> [Work to complete]: Scan the records below. List lines holding "File".

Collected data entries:

START

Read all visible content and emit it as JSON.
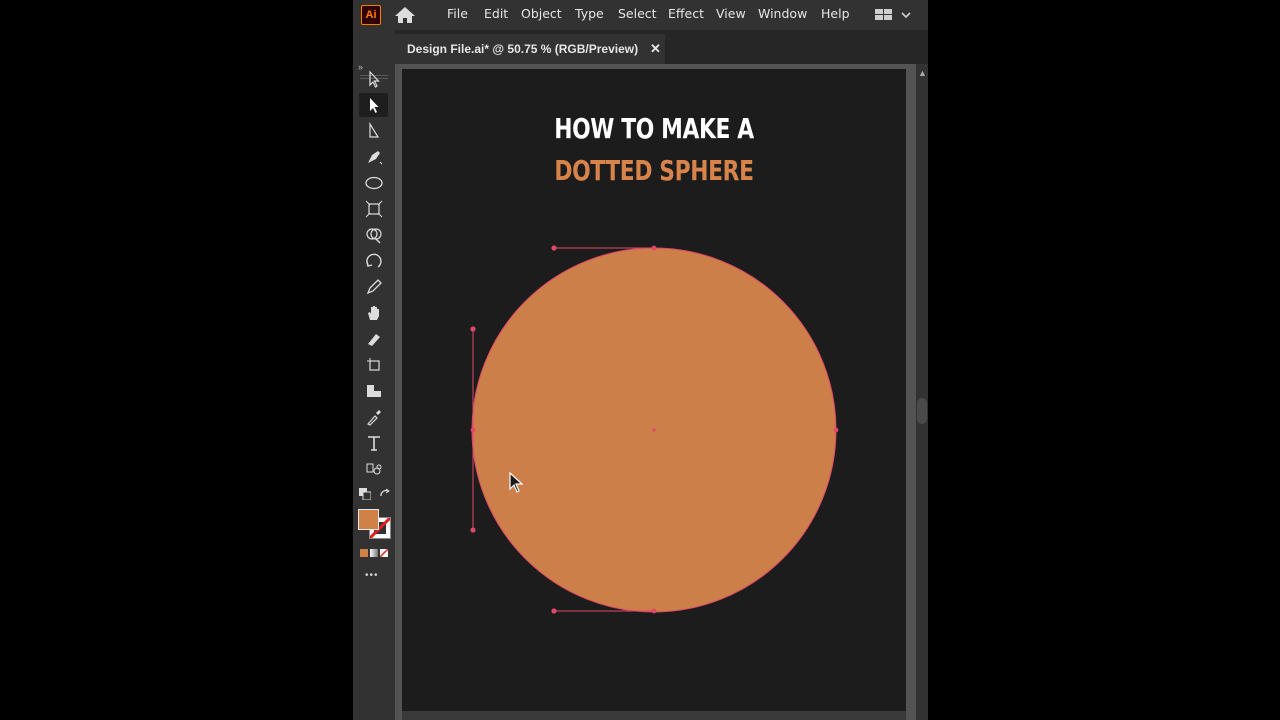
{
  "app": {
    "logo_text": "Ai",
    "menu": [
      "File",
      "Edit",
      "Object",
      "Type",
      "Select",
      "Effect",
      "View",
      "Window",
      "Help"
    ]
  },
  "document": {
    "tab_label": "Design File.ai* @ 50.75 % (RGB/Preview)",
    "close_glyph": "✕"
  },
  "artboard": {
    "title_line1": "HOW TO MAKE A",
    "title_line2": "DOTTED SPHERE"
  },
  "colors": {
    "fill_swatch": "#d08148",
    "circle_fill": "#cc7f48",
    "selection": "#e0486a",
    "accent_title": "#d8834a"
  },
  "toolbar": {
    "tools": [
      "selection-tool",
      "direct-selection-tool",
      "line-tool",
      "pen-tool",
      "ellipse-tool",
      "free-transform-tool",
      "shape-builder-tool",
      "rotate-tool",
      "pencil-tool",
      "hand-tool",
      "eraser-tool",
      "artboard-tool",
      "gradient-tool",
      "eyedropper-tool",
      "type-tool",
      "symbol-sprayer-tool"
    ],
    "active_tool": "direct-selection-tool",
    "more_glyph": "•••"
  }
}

END

> [Finished answer]:
      "File",
    "tab_label": "Design File.ai* @ 50.75 % (RGB/Preview)",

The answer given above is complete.